# Passage provided
= = = = = = =

Chinese insurer Ping An has denied any intentions to acquire the troubled property group, Country Garden. This denial comes in response to a lengthy Reuters report that claimed the Chinese government had requested Ping An to lead the rescue efforts for the country's second-largest developer.
The Reuters report, published late Wednesday, garnered significant attention. According to Reuters, sources familiar with the rescue plan revealed that China's State Council, led by Premier Li Qiang, had instructed the Guangdong provincial government (where both companies are based) to facilitate Country Garden's rescue with the assistance of Ping An.
Ping An refuted the claim that it had been asked to spearhead the rescue effort, asserting that talks between the government, China's central bank, Ping An, and Country Garden had been ongoing since August. Given their common base in Shenzhen, the Guangdong provincial government had been tasked by Beijing to oversee the bailout, as per Reuters sources.

= = = = = = =

# Dataset content
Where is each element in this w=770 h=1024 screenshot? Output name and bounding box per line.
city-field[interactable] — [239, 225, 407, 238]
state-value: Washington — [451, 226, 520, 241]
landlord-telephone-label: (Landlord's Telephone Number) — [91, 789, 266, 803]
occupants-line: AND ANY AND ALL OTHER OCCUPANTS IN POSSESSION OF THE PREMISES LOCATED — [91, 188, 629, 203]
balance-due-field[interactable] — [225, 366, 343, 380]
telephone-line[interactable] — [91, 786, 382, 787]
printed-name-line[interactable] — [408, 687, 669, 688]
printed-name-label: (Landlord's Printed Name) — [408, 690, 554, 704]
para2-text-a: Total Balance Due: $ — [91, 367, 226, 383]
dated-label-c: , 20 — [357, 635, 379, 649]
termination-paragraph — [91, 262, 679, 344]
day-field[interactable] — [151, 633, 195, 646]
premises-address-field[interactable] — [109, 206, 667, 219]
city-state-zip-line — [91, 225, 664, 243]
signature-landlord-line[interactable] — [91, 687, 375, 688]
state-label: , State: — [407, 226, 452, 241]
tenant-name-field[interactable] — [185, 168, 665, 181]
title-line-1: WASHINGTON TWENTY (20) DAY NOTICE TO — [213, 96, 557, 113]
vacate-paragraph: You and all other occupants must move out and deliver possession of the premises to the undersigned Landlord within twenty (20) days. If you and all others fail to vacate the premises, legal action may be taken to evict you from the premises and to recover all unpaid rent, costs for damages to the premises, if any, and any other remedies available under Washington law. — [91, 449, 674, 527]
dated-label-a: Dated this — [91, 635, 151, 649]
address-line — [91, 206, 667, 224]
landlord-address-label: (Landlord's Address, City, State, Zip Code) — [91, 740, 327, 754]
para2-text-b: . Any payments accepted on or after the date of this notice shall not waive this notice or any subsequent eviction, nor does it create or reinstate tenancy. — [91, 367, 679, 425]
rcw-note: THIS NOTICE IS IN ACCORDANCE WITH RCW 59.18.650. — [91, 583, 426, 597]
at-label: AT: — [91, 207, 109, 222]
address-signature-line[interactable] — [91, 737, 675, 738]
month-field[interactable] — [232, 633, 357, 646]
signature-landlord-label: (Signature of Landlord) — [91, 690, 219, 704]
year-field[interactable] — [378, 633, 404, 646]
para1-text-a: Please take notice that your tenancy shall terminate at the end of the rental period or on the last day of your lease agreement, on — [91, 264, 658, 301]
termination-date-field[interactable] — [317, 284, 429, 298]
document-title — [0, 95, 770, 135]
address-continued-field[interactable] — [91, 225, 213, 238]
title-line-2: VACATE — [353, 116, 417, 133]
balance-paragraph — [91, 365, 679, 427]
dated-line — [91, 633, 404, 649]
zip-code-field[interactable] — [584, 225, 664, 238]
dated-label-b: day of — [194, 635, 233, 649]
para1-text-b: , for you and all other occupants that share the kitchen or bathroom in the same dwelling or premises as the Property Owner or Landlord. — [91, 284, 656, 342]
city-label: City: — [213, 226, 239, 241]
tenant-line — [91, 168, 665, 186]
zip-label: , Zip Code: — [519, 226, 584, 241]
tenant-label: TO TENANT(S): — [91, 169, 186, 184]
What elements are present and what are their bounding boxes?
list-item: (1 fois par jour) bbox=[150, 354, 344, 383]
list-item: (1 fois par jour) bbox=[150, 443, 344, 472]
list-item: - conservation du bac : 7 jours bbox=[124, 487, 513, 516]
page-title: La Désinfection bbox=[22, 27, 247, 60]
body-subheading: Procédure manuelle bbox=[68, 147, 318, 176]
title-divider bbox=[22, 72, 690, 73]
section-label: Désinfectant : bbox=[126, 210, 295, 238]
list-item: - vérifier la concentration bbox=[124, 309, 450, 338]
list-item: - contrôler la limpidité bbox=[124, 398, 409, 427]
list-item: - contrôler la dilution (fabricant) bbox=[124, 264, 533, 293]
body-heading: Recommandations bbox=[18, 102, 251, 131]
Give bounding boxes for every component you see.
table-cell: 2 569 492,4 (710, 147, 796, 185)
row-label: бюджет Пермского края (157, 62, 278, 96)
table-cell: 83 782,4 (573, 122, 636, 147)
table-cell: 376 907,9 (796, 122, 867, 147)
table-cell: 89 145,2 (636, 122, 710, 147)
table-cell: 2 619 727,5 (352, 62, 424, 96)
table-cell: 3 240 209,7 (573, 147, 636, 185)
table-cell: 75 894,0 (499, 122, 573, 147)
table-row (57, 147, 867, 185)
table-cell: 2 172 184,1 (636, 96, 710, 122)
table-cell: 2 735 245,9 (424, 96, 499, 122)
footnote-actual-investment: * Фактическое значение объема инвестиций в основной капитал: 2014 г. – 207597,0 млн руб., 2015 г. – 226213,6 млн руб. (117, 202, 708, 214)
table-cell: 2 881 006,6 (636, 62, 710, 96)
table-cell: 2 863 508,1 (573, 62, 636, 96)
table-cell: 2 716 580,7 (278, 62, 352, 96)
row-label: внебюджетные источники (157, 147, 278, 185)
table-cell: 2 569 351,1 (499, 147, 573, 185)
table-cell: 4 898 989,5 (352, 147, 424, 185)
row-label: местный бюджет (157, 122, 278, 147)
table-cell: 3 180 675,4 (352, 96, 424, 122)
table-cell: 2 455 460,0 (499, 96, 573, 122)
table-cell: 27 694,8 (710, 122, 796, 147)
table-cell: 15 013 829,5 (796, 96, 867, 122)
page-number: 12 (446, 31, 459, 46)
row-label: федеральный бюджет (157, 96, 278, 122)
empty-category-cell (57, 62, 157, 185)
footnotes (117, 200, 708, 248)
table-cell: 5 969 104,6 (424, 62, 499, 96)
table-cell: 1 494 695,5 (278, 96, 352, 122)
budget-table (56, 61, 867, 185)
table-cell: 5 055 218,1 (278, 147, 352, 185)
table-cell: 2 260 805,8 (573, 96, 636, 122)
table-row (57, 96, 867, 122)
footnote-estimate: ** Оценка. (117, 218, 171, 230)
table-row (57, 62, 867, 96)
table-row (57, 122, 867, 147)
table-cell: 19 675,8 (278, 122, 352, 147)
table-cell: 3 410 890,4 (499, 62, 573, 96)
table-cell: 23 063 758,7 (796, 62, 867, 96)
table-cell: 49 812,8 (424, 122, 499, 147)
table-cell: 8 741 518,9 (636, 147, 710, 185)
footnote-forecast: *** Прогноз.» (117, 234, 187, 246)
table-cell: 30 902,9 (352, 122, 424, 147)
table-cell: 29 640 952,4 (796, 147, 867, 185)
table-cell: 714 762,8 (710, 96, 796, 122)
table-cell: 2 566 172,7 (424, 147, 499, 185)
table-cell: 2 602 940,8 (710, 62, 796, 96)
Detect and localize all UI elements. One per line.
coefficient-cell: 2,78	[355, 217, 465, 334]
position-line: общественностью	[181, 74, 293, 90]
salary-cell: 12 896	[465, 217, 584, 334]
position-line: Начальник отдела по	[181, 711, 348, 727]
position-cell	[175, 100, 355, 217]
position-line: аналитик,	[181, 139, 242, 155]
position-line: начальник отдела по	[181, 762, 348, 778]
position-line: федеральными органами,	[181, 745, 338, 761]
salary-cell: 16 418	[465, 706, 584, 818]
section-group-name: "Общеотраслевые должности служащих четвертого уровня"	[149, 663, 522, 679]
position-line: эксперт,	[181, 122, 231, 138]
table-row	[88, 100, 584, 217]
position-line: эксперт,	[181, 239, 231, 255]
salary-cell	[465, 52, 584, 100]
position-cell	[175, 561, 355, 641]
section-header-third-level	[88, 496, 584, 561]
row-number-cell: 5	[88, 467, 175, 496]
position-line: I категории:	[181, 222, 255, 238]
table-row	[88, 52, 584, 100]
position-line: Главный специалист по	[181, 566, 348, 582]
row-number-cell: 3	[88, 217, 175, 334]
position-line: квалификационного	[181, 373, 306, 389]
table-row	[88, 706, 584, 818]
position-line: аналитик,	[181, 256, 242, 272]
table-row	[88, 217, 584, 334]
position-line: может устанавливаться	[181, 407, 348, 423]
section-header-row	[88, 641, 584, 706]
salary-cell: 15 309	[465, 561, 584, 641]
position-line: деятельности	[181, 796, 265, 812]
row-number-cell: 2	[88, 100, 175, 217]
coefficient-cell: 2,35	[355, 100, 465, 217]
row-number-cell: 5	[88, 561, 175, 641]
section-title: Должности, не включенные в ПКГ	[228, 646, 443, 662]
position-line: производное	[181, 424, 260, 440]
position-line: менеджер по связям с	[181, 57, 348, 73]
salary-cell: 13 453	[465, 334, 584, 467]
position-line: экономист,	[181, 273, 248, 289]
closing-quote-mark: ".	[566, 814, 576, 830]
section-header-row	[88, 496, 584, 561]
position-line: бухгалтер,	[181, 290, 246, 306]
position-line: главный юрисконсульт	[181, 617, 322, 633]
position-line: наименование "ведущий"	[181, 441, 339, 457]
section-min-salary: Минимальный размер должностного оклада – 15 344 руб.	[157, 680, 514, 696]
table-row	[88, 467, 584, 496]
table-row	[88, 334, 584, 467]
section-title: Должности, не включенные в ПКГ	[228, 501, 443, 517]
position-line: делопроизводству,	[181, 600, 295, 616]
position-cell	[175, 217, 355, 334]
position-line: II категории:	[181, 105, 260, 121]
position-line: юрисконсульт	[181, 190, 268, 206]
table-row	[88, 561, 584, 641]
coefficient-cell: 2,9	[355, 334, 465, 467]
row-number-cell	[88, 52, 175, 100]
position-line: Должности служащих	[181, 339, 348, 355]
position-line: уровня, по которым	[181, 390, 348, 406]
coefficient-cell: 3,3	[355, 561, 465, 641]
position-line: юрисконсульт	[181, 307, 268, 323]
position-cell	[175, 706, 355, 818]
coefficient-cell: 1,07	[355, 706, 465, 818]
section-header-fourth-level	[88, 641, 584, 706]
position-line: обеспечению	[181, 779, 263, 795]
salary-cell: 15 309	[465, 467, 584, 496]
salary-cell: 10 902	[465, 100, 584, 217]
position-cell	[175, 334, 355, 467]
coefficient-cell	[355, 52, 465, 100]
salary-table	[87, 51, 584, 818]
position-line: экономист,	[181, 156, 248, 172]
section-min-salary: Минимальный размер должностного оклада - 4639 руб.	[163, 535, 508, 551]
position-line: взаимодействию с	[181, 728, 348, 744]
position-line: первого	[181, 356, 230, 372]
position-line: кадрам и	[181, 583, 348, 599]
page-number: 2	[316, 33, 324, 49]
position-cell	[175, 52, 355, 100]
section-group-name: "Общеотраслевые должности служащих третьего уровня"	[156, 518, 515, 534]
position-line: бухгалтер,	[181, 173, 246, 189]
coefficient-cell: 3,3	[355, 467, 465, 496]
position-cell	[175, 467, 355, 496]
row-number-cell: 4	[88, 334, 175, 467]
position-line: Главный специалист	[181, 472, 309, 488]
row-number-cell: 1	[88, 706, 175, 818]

= = = = = = =

# What to work on
1. Copy the stretch of the Ping An and Country Garden passage from "Ping An refuted" through "per Reuters sources." word for word.
2. According to the Ping An and Country Garden passage, when was the Reuters report published?
3. For each statement, say whether it agrees with the Ping An and Country Garden passage, and quote the words that decide it.
(a) Country Garden is described as the country's second-largest developer.
(b) The Reuters report was published early Monday.
(c) Ping An has announced plans to acquire Country Garden.

# Answers per task
1.
Ping An refuted the claim that it had been asked to spearhead the rescue effort, asserting that talks between the government, China's central bank, Ping An, and Country Garden had been ongoing since August. Given their common base in Shenzhen, the Guangdong provincial government had been tasked by Beijing to oversee the bailout, as per Reuters sources.

2. Late Wednesday.

3.
(a) Yes: "the country's second-largest developer"
(b) No: "published late Wednesday"
(c) No: "has denied any intentions to acquire the troubled property group, Country Garden"